***** ENTRIES PROVIDED *****

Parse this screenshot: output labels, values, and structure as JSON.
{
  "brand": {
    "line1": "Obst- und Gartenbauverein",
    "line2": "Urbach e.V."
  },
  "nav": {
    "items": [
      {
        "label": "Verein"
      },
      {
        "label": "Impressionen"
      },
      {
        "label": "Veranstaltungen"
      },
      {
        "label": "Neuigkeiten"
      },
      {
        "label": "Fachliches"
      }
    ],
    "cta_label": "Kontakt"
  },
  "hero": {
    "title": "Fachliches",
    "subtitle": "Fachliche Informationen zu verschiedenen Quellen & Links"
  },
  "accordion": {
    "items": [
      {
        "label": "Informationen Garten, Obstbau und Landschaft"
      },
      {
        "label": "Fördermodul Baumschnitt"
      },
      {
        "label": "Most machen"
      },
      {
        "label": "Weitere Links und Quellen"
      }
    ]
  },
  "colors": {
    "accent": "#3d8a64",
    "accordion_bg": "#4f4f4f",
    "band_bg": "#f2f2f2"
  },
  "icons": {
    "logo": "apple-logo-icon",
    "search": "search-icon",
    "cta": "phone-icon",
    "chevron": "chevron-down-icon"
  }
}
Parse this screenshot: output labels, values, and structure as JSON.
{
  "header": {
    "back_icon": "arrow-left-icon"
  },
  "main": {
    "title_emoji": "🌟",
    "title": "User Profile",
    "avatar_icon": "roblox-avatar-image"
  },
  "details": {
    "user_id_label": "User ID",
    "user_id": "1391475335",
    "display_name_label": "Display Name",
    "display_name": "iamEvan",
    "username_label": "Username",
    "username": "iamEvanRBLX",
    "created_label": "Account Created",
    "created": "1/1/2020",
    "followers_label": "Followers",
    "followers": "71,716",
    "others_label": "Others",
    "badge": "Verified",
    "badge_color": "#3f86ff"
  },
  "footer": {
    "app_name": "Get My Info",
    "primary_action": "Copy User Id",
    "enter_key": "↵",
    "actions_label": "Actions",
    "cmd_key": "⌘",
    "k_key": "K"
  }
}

*****

TO DO >>
Please output every record, keeping each line exact.

EXERCISE RESULT >>
Parse this screenshot: output labels, values, and structure as JSON.
{
  "brand": {
    "line1": "Obst- und Gartenbauverein",
    "line2": "Urbach e.V."
  },
  "nav": {
    "items": [
      {
        "label": "Verein"
      },
      {
        "label": "Impressionen"
      },
      {
        "label": "Veranstaltungen"
      },
      {
        "label": "Neuigkeiten"
      },
      {
        "label": "Fachliches"
      }
    ],
    "cta_label": "Kontakt"
  },
  "hero": {
    "title": "Fachliches",
    "subtitle": "Fachliche Informationen zu verschiedenen Quellen & Links"
  },
  "accordion": {
    "items": [
      {
        "label": "Informationen Garten, Obstbau und Landschaft"
      },
      {
        "label": "Fördermodul Baumschnitt"
      },
      {
        "label": "Most machen"
      },
      {
        "label": "Weitere Links und Quellen"
      }
    ]
  },
  "colors": {
    "accent": "#3d8a64",
    "accordion_bg": "#4f4f4f",
    "band_bg": "#f2f2f2"
  },
  "icons": {
    "logo": "apple-logo-icon",
    "search": "search-icon",
    "cta": "phone-icon",
    "chevron": "chevron-down-icon"
  }
}
Parse this screenshot: output labels, values, and structure as JSON.
{
  "header": {
    "back_icon": "arrow-left-icon"
  },
  "main": {
    "title_emoji": "🌟",
    "title": "User Profile",
    "avatar_icon": "roblox-avatar-image"
  },
  "details": {
    "user_id_label": "User ID",
    "user_id": "1391475335",
    "display_name_label": "Display Name",
    "display_name": "iamEvan",
    "username_label": "Username",
    "username": "iamEvanRBLX",
    "created_label": "Account Created",
    "created": "1/1/2020",
    "followers_label": "Followers",
    "followers": "71,716",
    "others_label": "Others",
    "badge": "Verified",
    "badge_color": "#3f86ff"
  },
  "footer": {
    "app_name": "Get My Info",
    "primary_action": "Copy User Id",
    "enter_key": "↵",
    "actions_label": "Actions",
    "cmd_key": "⌘",
    "k_key": "K"
  }
}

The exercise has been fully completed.